Challenge: Pick out every line holding the string "display" and copy it.

Data extracted from a collection:
====================

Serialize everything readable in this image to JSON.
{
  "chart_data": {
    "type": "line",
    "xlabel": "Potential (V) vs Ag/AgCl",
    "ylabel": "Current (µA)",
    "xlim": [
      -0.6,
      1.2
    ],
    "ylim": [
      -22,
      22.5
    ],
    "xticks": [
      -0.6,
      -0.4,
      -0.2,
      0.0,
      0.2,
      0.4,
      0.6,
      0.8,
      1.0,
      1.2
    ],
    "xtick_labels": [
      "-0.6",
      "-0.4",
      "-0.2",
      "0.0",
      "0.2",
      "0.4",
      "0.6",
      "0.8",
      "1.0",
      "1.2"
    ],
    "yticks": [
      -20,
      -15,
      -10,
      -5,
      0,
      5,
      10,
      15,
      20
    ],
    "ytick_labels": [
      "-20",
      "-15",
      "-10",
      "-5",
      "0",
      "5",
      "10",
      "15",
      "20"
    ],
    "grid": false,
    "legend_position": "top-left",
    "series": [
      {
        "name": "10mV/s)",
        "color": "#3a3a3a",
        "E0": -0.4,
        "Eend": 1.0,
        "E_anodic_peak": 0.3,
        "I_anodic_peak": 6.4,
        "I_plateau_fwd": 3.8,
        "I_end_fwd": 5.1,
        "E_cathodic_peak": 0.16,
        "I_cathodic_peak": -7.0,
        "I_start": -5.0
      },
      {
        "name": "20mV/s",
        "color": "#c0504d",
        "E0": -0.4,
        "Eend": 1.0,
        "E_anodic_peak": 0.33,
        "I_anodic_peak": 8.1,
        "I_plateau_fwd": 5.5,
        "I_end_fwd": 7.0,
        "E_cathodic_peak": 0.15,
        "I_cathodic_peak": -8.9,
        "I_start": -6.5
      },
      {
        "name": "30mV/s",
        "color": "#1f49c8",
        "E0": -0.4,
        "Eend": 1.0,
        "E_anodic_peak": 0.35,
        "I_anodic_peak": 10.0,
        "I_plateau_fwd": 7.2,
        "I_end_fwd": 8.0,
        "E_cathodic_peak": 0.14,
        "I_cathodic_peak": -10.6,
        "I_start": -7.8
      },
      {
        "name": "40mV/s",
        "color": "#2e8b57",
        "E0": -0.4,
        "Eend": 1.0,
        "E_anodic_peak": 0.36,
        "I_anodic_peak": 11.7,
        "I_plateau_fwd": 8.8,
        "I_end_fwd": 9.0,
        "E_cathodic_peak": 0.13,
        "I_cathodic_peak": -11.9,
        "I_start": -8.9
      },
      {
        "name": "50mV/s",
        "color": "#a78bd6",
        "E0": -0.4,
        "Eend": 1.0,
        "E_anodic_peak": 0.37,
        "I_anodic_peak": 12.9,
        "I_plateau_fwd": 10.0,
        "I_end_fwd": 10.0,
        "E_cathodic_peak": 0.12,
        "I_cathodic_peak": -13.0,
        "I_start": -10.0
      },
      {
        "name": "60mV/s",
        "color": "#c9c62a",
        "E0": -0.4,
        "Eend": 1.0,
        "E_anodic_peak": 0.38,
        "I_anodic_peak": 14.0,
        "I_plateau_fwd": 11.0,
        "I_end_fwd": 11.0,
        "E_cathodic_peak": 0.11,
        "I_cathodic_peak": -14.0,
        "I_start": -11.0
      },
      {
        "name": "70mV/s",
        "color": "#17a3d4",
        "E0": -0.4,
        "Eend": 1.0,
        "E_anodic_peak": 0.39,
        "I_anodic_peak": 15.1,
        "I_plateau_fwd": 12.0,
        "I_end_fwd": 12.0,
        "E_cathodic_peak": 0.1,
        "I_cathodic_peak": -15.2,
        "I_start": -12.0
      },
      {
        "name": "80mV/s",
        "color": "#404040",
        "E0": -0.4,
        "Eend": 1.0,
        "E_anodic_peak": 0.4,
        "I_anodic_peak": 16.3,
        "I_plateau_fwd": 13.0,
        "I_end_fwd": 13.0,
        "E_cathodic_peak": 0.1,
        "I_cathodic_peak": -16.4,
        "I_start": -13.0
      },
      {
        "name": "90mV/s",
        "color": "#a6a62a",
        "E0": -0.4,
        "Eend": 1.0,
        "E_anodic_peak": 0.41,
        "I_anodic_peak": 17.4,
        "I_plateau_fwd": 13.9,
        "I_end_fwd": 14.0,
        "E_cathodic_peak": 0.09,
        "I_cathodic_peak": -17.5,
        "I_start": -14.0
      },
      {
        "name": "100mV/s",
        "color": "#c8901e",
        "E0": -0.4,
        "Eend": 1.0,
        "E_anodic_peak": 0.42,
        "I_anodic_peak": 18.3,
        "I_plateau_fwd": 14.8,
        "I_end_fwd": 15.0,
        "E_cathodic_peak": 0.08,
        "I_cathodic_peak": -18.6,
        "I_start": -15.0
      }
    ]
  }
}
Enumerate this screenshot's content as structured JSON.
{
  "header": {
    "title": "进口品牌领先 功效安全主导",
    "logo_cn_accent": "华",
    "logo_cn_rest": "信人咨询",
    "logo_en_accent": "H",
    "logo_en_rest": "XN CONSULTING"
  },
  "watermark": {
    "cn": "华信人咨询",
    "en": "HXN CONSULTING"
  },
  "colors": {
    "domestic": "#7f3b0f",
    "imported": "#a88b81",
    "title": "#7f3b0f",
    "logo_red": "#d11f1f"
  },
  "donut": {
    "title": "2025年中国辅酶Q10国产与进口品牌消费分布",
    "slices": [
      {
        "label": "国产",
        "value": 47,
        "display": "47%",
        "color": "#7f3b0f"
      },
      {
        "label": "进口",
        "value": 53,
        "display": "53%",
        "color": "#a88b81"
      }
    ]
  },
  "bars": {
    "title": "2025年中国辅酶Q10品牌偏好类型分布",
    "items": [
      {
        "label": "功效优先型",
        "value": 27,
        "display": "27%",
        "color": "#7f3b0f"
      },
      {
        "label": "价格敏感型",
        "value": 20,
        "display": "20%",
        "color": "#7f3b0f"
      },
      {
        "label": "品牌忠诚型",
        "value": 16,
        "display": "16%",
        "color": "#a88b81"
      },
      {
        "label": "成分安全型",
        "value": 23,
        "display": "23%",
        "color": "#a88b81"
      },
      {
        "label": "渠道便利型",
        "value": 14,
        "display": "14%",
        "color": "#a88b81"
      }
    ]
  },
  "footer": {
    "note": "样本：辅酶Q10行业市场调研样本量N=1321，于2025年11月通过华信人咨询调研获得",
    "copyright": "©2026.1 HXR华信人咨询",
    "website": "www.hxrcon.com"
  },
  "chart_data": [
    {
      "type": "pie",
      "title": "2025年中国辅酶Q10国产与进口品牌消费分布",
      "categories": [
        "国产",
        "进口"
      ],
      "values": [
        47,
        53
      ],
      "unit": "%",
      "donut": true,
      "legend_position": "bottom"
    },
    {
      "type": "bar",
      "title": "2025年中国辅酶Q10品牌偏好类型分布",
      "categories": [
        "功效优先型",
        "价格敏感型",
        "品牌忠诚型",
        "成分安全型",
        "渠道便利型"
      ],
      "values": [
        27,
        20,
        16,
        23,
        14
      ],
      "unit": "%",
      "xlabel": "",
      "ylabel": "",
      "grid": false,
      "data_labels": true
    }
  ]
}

====================

Task answer:
        "display": "47%",
        "display": "53%",
        "display": "27%",
        "display": "20%",
        "display": "16%",
        "display": "23%",
        "display": "14%",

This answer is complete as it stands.